[GOAL OF THE EXERCISE]: Filter the data for lines with the word "JSON", then copy every line so identified.

[MATERIAL SHOWN]:
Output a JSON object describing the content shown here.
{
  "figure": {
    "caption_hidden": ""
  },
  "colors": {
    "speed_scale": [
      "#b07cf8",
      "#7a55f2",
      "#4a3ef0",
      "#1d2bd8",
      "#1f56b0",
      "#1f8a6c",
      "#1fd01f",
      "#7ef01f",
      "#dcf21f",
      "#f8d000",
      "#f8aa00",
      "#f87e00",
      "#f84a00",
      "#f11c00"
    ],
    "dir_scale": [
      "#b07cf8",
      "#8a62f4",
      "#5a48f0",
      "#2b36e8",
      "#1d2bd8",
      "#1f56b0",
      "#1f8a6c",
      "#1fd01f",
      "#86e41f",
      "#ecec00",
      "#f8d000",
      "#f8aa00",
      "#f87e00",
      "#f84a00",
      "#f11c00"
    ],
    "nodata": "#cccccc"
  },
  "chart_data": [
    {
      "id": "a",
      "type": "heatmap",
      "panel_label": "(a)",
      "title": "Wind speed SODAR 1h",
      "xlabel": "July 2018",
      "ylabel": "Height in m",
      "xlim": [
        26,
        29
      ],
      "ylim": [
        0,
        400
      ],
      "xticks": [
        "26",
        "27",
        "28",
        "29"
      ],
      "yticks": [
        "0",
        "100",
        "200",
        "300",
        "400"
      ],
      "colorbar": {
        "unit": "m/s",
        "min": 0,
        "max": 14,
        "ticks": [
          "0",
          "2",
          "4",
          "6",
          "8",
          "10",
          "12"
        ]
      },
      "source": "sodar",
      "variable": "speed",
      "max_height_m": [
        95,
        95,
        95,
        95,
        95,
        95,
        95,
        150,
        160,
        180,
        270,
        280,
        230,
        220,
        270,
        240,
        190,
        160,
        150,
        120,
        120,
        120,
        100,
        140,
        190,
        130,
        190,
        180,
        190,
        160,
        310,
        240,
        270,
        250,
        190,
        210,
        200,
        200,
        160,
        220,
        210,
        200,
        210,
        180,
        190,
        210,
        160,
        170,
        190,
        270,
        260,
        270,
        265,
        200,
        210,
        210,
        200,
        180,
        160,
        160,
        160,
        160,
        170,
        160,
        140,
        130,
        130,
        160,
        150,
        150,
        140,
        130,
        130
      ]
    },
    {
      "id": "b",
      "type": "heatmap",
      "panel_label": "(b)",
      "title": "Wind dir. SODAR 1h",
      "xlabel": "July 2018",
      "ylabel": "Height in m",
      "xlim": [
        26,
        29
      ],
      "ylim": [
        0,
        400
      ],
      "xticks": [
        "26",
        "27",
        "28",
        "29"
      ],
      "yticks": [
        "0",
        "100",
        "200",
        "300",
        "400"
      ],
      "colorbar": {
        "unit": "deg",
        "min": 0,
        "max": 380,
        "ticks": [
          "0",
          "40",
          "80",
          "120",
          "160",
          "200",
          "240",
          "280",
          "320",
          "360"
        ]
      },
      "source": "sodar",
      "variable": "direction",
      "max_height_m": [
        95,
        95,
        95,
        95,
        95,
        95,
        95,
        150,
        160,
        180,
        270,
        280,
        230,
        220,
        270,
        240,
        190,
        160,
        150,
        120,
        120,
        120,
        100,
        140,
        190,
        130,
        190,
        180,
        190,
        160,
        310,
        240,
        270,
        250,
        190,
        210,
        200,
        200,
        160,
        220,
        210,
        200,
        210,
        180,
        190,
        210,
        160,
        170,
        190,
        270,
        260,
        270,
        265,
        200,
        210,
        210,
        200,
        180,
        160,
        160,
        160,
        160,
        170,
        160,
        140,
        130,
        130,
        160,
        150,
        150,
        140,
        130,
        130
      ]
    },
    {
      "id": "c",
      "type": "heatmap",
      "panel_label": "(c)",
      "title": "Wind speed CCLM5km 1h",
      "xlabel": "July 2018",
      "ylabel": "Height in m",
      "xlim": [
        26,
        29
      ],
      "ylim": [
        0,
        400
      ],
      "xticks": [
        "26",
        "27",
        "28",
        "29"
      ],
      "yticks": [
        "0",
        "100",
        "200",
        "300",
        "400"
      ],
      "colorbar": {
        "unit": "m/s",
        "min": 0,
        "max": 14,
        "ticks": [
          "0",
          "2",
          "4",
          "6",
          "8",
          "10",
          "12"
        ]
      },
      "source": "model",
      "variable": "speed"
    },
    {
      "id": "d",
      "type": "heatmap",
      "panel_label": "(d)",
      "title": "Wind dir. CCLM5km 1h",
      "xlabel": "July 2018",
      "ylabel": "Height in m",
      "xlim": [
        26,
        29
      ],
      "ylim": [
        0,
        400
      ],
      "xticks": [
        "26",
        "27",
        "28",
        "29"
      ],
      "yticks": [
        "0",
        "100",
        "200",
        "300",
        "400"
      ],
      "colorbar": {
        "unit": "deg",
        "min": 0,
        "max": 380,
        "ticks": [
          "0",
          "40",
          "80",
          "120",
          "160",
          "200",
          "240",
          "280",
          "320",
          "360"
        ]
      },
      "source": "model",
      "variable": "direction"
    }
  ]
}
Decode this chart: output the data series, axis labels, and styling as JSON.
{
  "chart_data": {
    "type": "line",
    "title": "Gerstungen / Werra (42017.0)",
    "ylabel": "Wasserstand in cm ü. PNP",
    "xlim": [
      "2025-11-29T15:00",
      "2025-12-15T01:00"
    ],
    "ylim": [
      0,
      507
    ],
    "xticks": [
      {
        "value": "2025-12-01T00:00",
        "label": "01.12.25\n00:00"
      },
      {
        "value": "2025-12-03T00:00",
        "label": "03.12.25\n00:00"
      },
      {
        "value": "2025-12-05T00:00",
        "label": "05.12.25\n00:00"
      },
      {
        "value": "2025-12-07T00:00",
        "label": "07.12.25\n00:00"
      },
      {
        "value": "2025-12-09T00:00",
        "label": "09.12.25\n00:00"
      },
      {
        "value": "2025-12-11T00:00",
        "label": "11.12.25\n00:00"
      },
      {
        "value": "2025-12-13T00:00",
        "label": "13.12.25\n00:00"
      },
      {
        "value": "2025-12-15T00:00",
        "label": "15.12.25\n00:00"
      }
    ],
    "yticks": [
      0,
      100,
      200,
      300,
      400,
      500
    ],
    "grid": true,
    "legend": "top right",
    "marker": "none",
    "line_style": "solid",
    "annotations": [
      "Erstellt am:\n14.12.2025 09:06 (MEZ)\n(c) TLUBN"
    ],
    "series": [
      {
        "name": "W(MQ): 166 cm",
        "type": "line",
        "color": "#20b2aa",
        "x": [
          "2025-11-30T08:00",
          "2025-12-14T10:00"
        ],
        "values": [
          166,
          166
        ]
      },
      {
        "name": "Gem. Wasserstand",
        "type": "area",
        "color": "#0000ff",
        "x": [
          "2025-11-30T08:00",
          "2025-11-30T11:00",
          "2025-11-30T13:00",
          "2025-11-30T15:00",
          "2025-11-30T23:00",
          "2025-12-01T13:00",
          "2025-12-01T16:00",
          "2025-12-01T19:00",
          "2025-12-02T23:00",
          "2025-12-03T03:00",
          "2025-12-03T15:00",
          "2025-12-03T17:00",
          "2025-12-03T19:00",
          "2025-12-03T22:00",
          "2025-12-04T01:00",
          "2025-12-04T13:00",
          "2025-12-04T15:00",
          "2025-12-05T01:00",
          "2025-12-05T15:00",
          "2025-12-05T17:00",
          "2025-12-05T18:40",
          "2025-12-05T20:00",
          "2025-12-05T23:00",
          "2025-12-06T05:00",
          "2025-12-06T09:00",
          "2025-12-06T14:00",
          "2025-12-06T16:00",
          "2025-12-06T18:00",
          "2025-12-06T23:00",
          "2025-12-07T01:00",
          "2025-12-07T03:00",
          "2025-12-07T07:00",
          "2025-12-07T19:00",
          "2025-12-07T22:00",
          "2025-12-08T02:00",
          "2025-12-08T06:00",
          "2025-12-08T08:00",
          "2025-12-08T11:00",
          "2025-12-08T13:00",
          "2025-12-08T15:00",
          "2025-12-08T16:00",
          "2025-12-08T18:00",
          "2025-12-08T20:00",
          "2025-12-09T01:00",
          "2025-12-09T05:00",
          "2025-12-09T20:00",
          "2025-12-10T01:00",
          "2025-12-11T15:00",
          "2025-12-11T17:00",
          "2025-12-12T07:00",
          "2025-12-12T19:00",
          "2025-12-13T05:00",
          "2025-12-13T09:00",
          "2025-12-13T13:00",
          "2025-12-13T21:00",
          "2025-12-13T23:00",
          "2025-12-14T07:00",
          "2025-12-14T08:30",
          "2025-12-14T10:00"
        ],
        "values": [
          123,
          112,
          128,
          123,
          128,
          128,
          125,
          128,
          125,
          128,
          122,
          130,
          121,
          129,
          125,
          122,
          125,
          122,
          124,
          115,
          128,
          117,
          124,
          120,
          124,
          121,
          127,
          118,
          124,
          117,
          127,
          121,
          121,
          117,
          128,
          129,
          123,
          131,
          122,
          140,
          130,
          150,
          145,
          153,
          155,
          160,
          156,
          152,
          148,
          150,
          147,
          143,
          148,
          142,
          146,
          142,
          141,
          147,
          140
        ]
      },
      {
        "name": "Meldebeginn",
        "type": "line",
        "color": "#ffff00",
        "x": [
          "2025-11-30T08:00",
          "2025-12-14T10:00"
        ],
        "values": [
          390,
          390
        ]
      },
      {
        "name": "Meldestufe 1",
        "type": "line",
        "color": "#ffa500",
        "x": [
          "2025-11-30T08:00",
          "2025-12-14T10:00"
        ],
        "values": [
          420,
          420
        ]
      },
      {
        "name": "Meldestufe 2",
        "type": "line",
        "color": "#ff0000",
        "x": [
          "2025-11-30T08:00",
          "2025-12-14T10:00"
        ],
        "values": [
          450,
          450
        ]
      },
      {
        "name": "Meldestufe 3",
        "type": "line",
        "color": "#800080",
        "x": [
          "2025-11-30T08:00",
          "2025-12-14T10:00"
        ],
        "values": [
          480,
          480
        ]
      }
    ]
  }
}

[ANSWER IN FULL]:
Output a JSON object describing the content shown here.
Decode this chart: output the data series, axis labels, and styling as JSON.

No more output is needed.